-------- ENTRIES
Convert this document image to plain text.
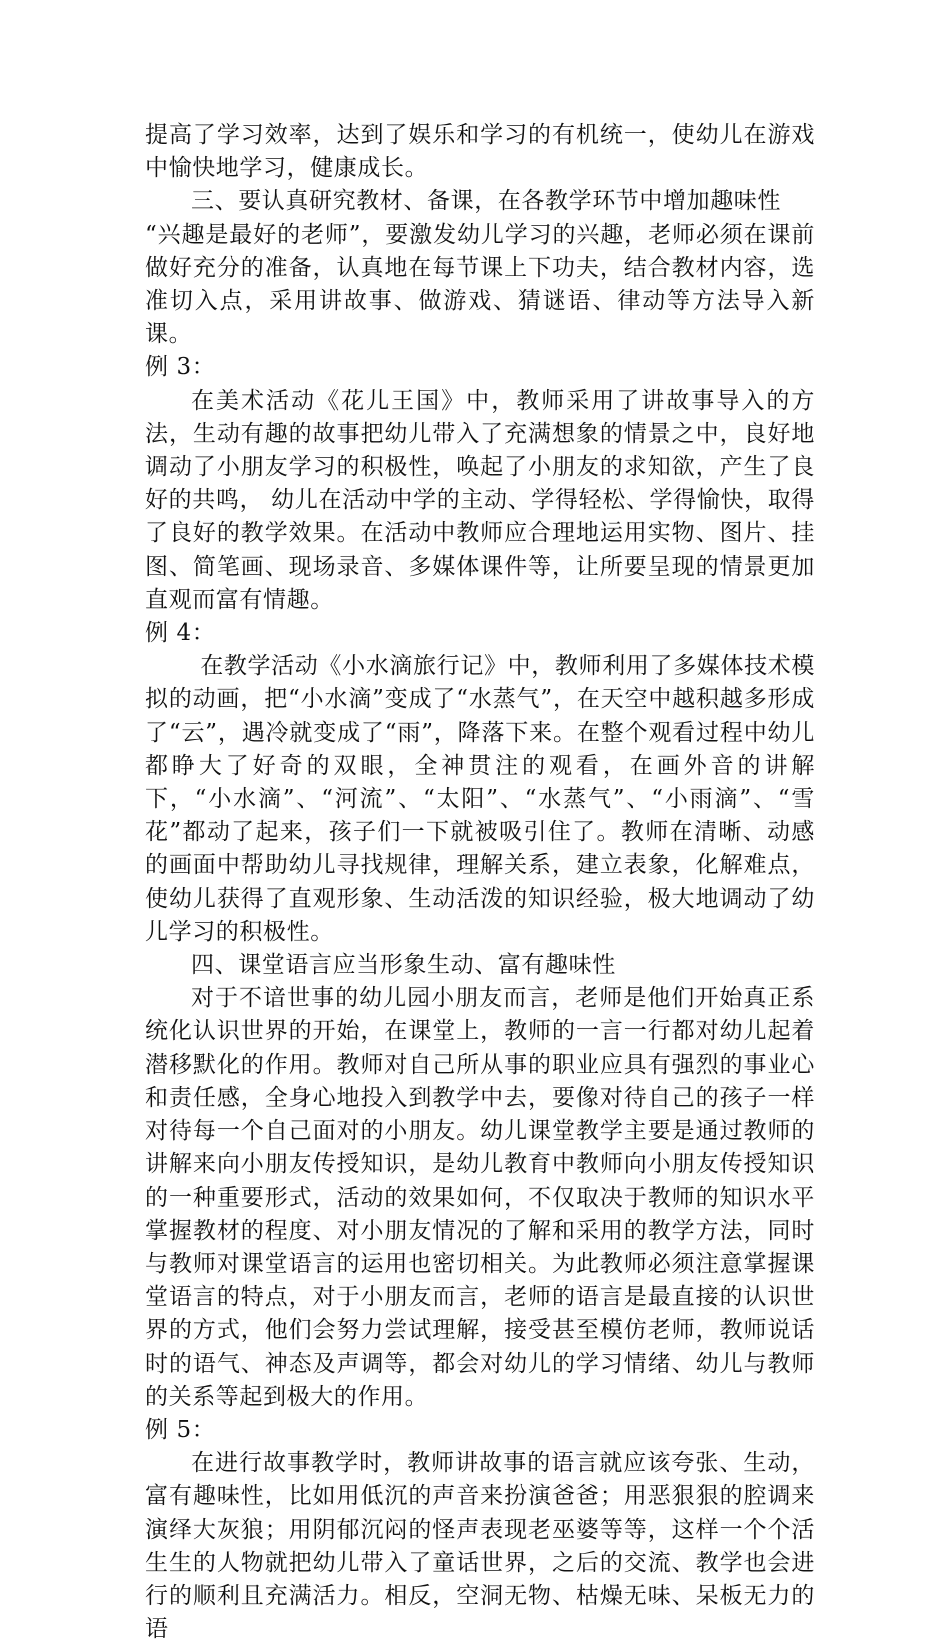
提高了学习效率，达到了娱乐和学习的有机统一，使幼儿在游戏中愉快地学习，健康成长。

三、要认真研究教材、备课，在各教学环节中增加趣味性

“兴趣是最好的老师”，要激发幼儿学习的兴趣，老师必须在课前做好充分的准备，认真地在每节课上下功夫，结合教材内容，选准切入点，采用讲故事、做游戏、猜谜语、律动等方法导入新课。

例 3：

在美术活动《花儿王国》中，教师采用了讲故事导入的方法，生动有趣的故事把幼儿带入了充满想象的情景之中，良好地调动了小朋友学习的积极性，唤起了小朋友的求知欲，产生了良好的共鸣， 幼儿在活动中学的主动、学得轻松、学得愉快，取得了良好的教学效果。在活动中教师应合理地运用实物、图片、挂图、简笔画、现场录音、多媒体课件等，让所要呈现的情景更加直观而富有情趣。

例 4：

在教学活动《小水滴旅行记》中，教师利用了多媒体技术模拟的动画，把“小水滴”变成了“水蒸气”，在天空中越积越多形成了“云”，遇冷就变成了“雨”，降落下来。在整个观看过程中幼儿都睁大了好奇的双眼，全神贯注的观看，在画外音的讲解下，“小水滴”、“河流”、“太阳”、“水蒸气”、“小雨滴”、“雪花”都动了起来，孩子们一下就被吸引住了。教师在清晰、动感的画面中帮助幼儿寻找规律，理解关系，建立表象，化解难点，使幼儿获得了直观形象、生动活泼的知识经验，极大地调动了幼儿学习的积极性。

四、课堂语言应当形象生动、富有趣味性

对于不谙世事的幼儿园小朋友而言，老师是他们开始真正系统化认识世界的开始，在课堂上，教师的一言一行都对幼儿起着潜移默化的作用。教师对自己所从事的职业应具有强烈的事业心和责任感，全身心地投入到教学中去，要像对待自己的孩子一样对待每一个自己面对的小朋友。幼儿课堂教学主要是通过教师的讲解来向小朋友传授知识，是幼儿教育中教师向小朋友传授知识的一种重要形式，活动的效果如何，不仅取决于教师的知识水平掌握教材的程度、对小朋友情况的了解和采用的教学方法，同时与教师对课堂语言的运用也密切相关。为此教师必须注意掌握课堂语言的特点，对于小朋友而言，老师的语言是最直接的认识世界的方式，他们会努力尝试理解，接受甚至模仿老师，教师说话时的语气、神态及声调等，都会对幼儿的学习情绪、幼儿与教师的关系等起到极大的作用。

例 5：

在进行故事教学时，教师讲故事的语言就应该夸张、生动，富有趣味性，比如用低沉的声音来扮演爸爸；用恶狠狠的腔调来演绎大灰狼；用阴郁沉闷的怪声表现老巫婆等等，这样一个个活生生的人物就把幼儿带入了童话世界，之后的交流、教学也会进行的顺利且充满活力。相反，空洞无物、枯燥无味、呆板无力的语
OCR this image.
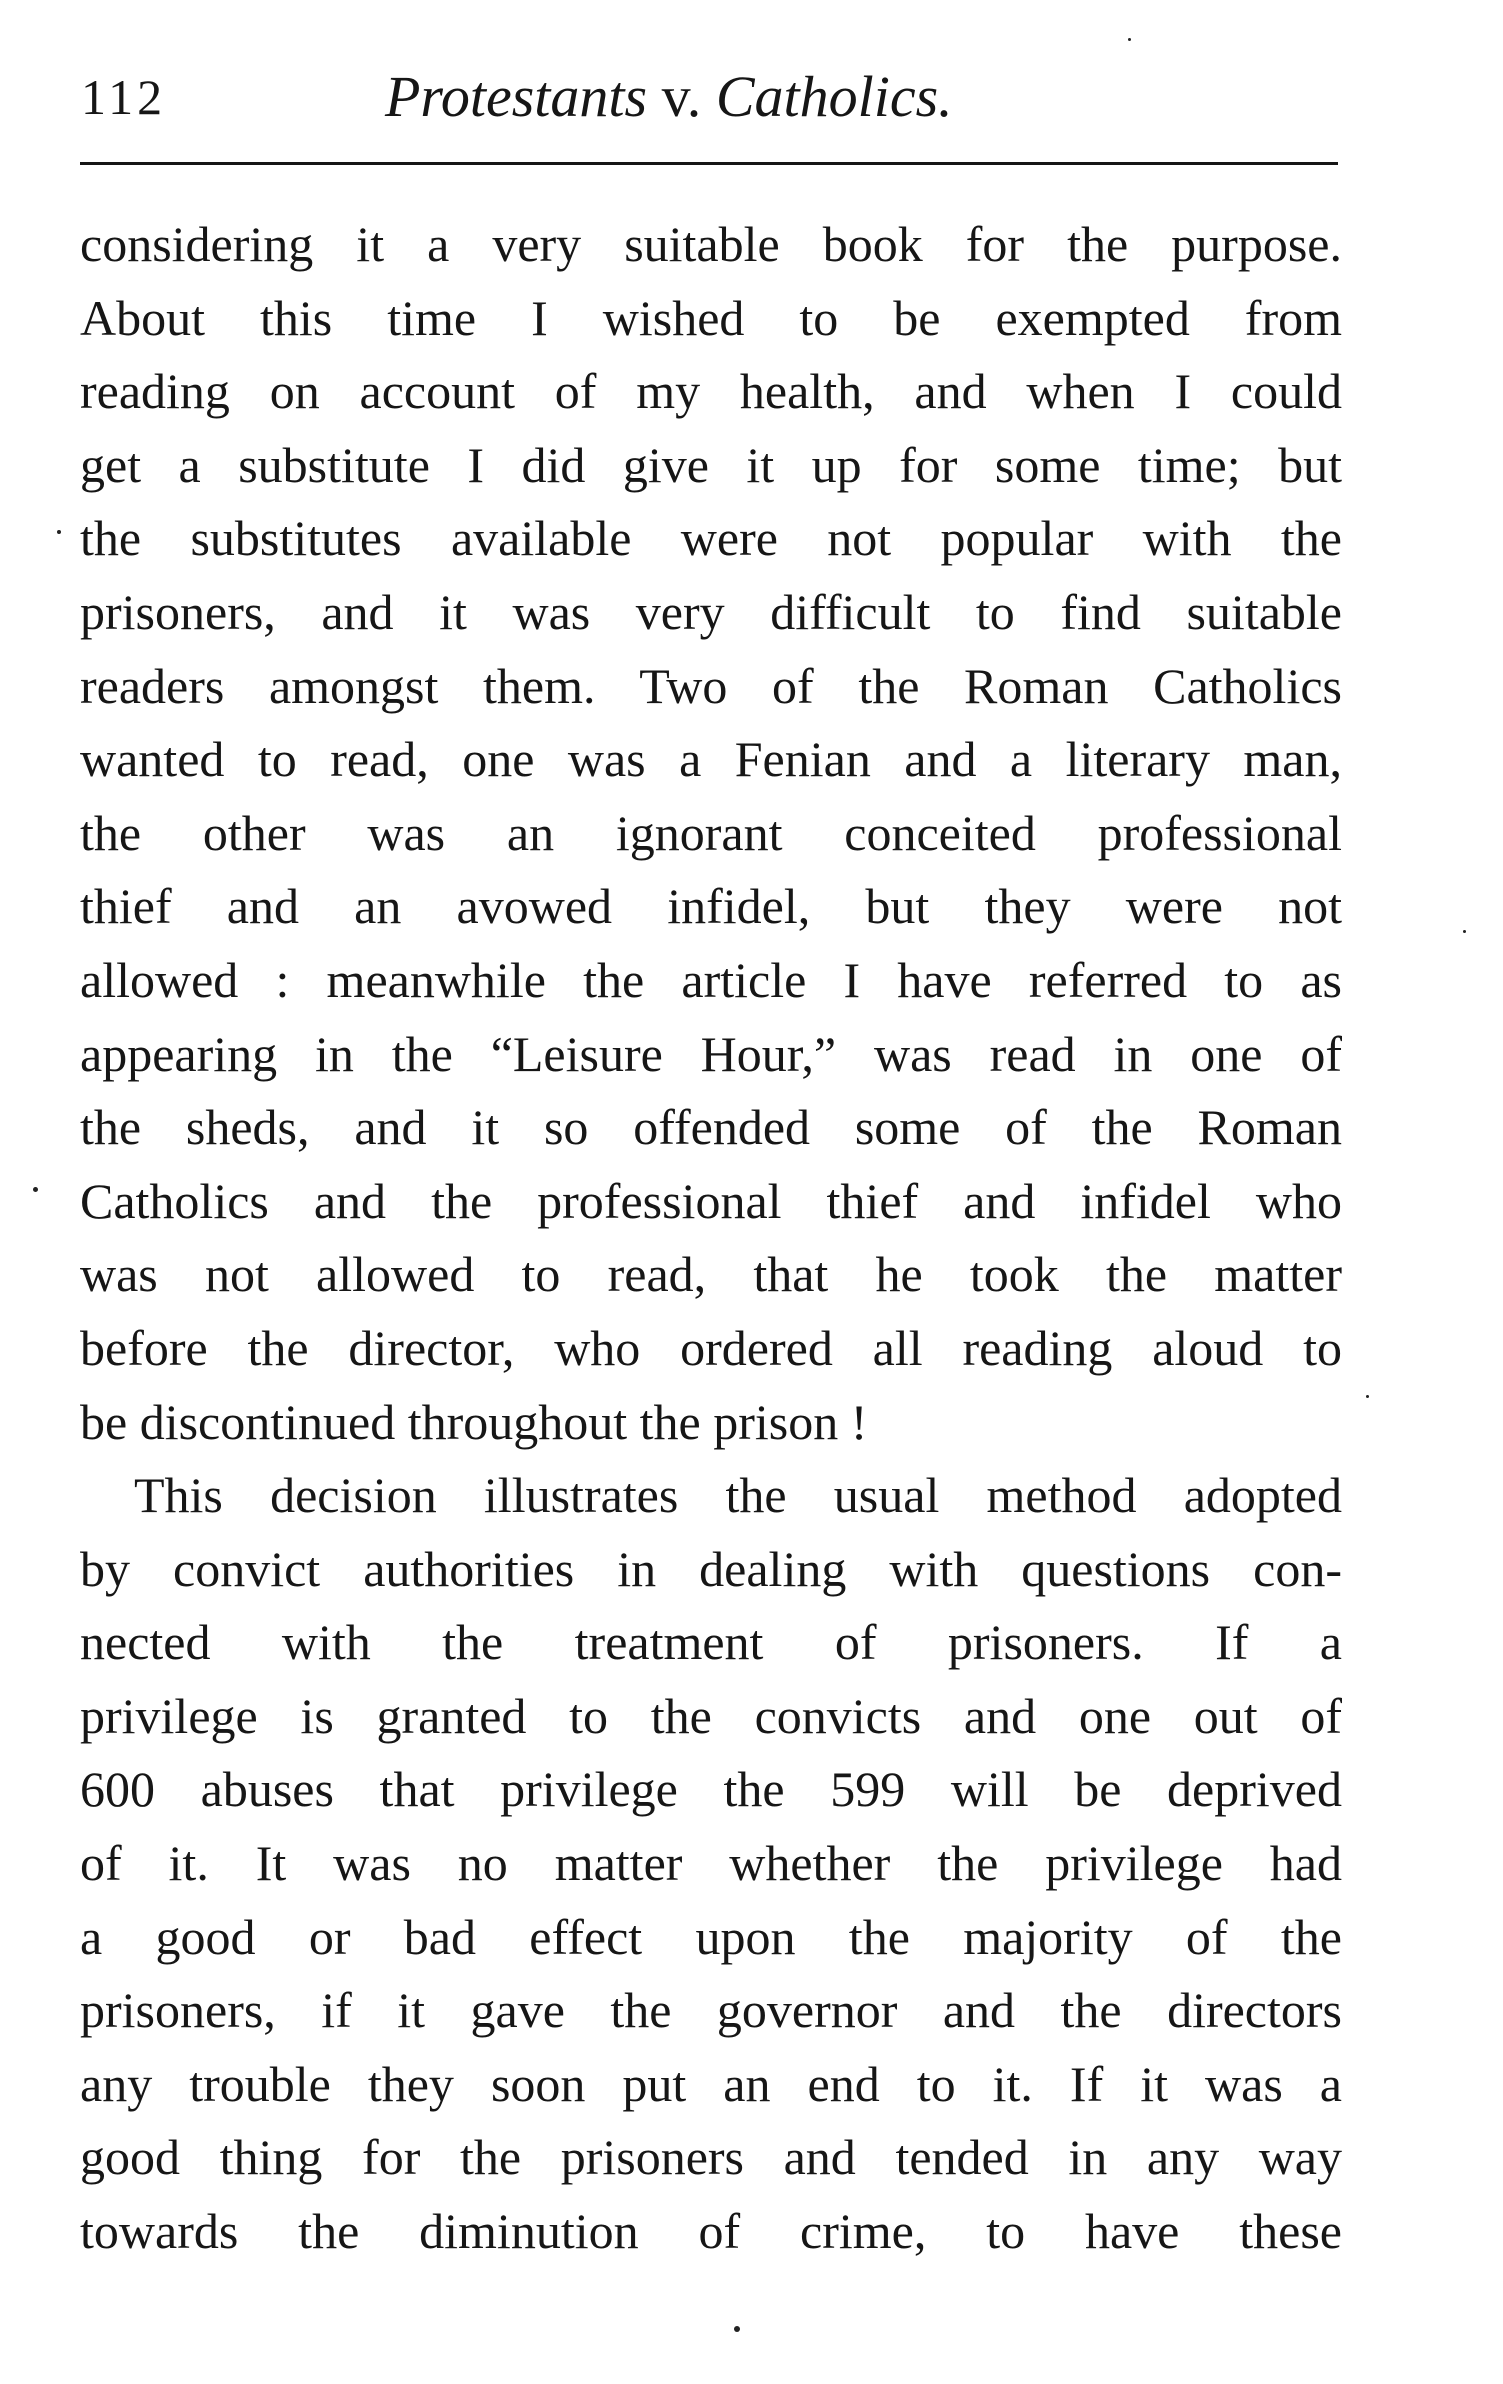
112	Protestants v. Catholics.
considering it a very suitable book for the purpose.
About this time I wished to be exempted from
reading on account of my health, and when I could
get a substitute I did give it up for some time; but
the substitutes available were not popular with the
prisoners, and it was very difficult to find suitable
readers amongst them. Two of the Roman Catholics
wanted to read, one was a Fenian and a literary man,
the other was an ignorant conceited professional
thief and an avowed infidel, but they were not
allowed : meanwhile the article I have referred to as
appearing in the “Leisure Hour,” was read in one of
the sheds, and it so offended some of the Roman
Catholics and the professional thief and infidel who
was not allowed to read, that he took the matter
before the director, who ordered all reading aloud to
be discontinued throughout the prison !
This decision illustrates the usual method adopted
by convict authorities in dealing with questions con-
nected with the treatment of prisoners. If a
privilege is granted to the convicts and one out of
600 abuses that privilege the 599 will be deprived
of it. It was no matter whether the privilege had
a good or bad effect upon the majority of the
prisoners, if it gave the governor and the directors
any trouble they soon put an end to it. If it was a
good thing for the prisoners and tended in any way
towards the diminution of crime, to have these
----------------
◆ **SET PROBLEM**
Quote each record exactly as it stands, minus the pictures.

◆ **RESULT OF THIS TASK**
Convert this document image to plain text.
提高了学习效率，达到了娱乐和学习的有机统一，使幼儿在游戏中愉快地学习，健康成长。

三、要认真研究教材、备课，在各教学环节中增加趣味性

“兴趣是最好的老师”，要激发幼儿学习的兴趣，老师必须在课前做好充分的准备，认真地在每节课上下功夫，结合教材内容，选准切入点，采用讲故事、做游戏、猜谜语、律动等方法导入新课。

例 3：

在美术活动《花儿王国》中，教师采用了讲故事导入的方法，生动有趣的故事把幼儿带入了充满想象的情景之中，良好地调动了小朋友学习的积极性，唤起了小朋友的求知欲，产生了良好的共鸣， 幼儿在活动中学的主动、学得轻松、学得愉快，取得了良好的教学效果。在活动中教师应合理地运用实物、图片、挂图、简笔画、现场录音、多媒体课件等，让所要呈现的情景更加直观而富有情趣。

例 4：

在教学活动《小水滴旅行记》中，教师利用了多媒体技术模拟的动画，把“小水滴”变成了“水蒸气”，在天空中越积越多形成了“云”，遇冷就变成了“雨”，降落下来。在整个观看过程中幼儿都睁大了好奇的双眼，全神贯注的观看，在画外音的讲解下，“小水滴”、“河流”、“太阳”、“水蒸气”、“小雨滴”、“雪花”都动了起来，孩子们一下就被吸引住了。教师在清晰、动感的画面中帮助幼儿寻找规律，理解关系，建立表象，化解难点，使幼儿获得了直观形象、生动活泼的知识经验，极大地调动了幼儿学习的积极性。

四、课堂语言应当形象生动、富有趣味性

对于不谙世事的幼儿园小朋友而言，老师是他们开始真正系统化认识世界的开始，在课堂上，教师的一言一行都对幼儿起着潜移默化的作用。教师对自己所从事的职业应具有强烈的事业心和责任感，全身心地投入到教学中去，要像对待自己的孩子一样对待每一个自己面对的小朋友。幼儿课堂教学主要是通过教师的讲解来向小朋友传授知识，是幼儿教育中教师向小朋友传授知识的一种重要形式，活动的效果如何，不仅取决于教师的知识水平掌握教材的程度、对小朋友情况的了解和采用的教学方法，同时与教师对课堂语言的运用也密切相关。为此教师必须注意掌握课堂语言的特点，对于小朋友而言，老师的语言是最直接的认识世界的方式，他们会努力尝试理解，接受甚至模仿老师，教师说话时的语气、神态及声调等，都会对幼儿的学习情绪、幼儿与教师的关系等起到极大的作用。

例 5：

在进行故事教学时，教师讲故事的语言就应该夸张、生动，富有趣味性，比如用低沉的声音来扮演爸爸；用恶狠狠的腔调来演绎大灰狼；用阴郁沉闷的怪声表现老巫婆等等，这样一个个活生生的人物就把幼儿带入了童话世界，之后的交流、教学也会进行的顺利且充满活力。相反，空洞无物、枯燥无味、呆板无力的语
OCR this image.
112	Protestants v. Catholics.
considering it a very suitable book for the purpose.
About this time I wished to be exempted from
reading on account of my health, and when I could
get a substitute I did give it up for some time; but
the substitutes available were not popular with the
prisoners, and it was very difficult to find suitable
readers amongst them. Two of the Roman Catholics
wanted to read, one was a Fenian and a literary man,
the other was an ignorant conceited professional
thief and an avowed infidel, but they were not
allowed : meanwhile the article I have referred to as
appearing in the “Leisure Hour,” was read in one of
the sheds, and it so offended some of the Roman
Catholics and the professional thief and infidel who
was not allowed to read, that he took the matter
before the director, who ordered all reading aloud to
be discontinued throughout the prison !
This decision illustrates the usual method adopted
by convict authorities in dealing with questions con-
nected with the treatment of prisoners. If a
privilege is granted to the convicts and one out of
600 abuses that privilege the 599 will be deprived
of it. It was no matter whether the privilege had
a good or bad effect upon the majority of the
prisoners, if it gave the governor and the directors
any trouble they soon put an end to it. If it was a
good thing for the prisoners and tended in any way
towards the diminution of crime, to have these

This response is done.